§ What you should do
In the listing below, locate the lines that hold the string "label". Copy those lines.

- - -

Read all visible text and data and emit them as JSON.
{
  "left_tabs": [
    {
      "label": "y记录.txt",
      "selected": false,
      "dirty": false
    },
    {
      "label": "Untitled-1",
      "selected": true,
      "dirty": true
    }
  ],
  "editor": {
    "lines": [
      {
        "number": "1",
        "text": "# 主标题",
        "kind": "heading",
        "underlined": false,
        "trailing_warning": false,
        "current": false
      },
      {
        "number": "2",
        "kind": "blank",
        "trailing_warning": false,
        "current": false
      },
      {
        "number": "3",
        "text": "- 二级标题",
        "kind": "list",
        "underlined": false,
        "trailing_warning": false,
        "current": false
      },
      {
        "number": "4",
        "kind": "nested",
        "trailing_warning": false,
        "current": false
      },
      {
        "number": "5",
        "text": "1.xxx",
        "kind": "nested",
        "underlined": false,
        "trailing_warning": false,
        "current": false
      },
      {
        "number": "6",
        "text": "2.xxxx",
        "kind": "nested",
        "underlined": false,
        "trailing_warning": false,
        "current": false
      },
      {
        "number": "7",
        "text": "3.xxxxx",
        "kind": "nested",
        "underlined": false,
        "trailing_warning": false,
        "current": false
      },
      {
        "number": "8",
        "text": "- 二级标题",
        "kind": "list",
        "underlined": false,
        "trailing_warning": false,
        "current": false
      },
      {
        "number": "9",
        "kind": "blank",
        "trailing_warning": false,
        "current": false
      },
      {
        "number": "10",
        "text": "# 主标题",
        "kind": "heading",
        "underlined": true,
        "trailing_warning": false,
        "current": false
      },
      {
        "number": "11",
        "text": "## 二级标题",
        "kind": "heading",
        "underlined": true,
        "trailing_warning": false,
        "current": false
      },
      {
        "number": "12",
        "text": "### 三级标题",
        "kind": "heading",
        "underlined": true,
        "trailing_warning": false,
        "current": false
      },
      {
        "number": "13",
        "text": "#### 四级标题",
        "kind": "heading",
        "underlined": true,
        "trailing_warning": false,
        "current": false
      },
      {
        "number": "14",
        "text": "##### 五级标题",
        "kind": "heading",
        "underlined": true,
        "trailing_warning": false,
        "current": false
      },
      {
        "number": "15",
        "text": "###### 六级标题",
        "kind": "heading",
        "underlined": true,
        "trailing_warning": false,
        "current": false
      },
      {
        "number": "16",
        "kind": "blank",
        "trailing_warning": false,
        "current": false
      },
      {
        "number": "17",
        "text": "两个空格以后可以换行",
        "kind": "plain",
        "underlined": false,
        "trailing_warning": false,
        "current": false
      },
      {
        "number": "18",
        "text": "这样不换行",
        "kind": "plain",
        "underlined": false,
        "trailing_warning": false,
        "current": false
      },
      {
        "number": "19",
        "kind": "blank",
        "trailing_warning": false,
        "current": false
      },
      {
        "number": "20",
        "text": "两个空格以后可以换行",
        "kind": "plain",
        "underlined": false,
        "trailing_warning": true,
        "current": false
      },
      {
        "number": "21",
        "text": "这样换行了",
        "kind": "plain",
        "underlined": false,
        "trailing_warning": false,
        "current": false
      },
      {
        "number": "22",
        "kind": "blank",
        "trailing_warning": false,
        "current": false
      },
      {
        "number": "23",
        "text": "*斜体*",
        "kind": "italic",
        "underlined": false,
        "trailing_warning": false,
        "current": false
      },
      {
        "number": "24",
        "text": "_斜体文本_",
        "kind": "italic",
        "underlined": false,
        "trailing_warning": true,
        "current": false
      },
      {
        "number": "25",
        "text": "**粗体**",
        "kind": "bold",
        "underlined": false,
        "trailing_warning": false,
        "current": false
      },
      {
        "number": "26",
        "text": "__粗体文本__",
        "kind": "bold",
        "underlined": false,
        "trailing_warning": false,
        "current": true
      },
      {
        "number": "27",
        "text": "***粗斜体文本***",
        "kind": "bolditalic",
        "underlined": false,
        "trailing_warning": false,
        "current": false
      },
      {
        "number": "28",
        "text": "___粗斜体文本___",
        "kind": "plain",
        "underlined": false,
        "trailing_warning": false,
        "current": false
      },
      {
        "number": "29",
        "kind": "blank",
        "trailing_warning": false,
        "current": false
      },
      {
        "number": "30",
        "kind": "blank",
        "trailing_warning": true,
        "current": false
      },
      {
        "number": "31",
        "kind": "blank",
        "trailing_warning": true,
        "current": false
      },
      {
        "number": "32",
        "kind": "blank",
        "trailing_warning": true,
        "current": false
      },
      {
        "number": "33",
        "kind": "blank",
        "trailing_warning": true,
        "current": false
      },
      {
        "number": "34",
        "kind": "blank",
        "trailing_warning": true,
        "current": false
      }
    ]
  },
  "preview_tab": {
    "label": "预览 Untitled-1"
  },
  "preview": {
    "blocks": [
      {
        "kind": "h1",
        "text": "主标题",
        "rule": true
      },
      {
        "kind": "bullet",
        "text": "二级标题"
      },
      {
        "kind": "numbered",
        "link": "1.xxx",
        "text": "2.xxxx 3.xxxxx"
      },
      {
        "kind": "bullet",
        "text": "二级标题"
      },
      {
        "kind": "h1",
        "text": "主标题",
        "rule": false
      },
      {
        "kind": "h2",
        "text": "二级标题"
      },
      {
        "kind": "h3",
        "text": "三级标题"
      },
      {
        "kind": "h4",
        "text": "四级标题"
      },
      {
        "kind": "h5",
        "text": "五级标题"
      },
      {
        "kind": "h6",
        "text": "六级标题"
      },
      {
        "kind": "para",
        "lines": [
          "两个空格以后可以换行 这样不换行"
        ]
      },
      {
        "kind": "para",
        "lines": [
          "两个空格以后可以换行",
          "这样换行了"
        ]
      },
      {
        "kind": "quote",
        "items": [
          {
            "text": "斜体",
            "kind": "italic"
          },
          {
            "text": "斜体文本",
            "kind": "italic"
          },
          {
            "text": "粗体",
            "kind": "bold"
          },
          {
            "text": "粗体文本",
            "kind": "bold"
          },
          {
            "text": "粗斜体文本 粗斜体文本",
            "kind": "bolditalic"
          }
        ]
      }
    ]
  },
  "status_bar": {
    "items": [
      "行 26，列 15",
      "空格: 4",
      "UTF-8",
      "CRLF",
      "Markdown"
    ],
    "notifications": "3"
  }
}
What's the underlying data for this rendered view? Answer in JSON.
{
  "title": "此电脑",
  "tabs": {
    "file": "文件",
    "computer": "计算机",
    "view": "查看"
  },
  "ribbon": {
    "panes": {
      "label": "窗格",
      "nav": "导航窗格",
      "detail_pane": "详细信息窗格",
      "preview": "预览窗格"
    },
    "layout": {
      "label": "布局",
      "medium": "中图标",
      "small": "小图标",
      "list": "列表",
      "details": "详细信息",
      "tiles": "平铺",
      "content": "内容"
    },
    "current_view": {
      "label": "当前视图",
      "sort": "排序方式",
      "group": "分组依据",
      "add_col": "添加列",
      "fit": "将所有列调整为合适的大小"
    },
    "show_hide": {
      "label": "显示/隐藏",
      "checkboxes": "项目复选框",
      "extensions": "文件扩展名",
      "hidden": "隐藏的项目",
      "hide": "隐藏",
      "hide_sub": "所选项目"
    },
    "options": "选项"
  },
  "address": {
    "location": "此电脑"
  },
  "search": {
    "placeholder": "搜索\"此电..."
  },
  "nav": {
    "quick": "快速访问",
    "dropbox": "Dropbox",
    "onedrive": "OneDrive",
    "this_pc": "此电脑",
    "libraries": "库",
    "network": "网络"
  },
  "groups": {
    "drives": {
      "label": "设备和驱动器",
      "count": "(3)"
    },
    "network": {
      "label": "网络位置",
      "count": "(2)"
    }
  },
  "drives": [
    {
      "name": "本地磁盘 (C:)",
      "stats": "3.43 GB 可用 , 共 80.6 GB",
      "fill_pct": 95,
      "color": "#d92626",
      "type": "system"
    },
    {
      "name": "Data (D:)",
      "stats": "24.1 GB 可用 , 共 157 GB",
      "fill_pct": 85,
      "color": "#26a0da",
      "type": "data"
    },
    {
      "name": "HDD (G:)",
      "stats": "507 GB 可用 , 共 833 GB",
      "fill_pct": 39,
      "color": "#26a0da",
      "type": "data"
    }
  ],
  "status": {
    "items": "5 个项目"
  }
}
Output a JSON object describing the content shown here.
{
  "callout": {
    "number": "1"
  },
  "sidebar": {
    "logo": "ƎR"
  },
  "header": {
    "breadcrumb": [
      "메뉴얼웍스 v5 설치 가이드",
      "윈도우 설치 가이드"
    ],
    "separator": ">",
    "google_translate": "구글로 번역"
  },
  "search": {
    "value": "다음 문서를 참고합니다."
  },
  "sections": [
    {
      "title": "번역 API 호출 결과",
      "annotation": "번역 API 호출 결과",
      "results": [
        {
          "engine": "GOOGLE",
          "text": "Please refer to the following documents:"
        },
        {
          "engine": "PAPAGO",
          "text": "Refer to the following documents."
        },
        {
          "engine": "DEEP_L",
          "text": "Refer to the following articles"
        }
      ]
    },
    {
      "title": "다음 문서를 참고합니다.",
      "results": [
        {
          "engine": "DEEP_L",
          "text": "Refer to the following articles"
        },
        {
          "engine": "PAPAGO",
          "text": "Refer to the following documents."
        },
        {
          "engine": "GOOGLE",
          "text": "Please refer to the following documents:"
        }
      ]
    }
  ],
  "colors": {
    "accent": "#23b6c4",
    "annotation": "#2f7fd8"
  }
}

- - -

§ The output
      "label": "y记录.txt",
      "label": "Untitled-1",
    "label": "预览 Untitled-1"
      "label": "窗格",
      "label": "布局",
      "label": "当前视图",
      "label": "显示/隐藏",
      "label": "设备和驱动器",
      "label": "网络位置",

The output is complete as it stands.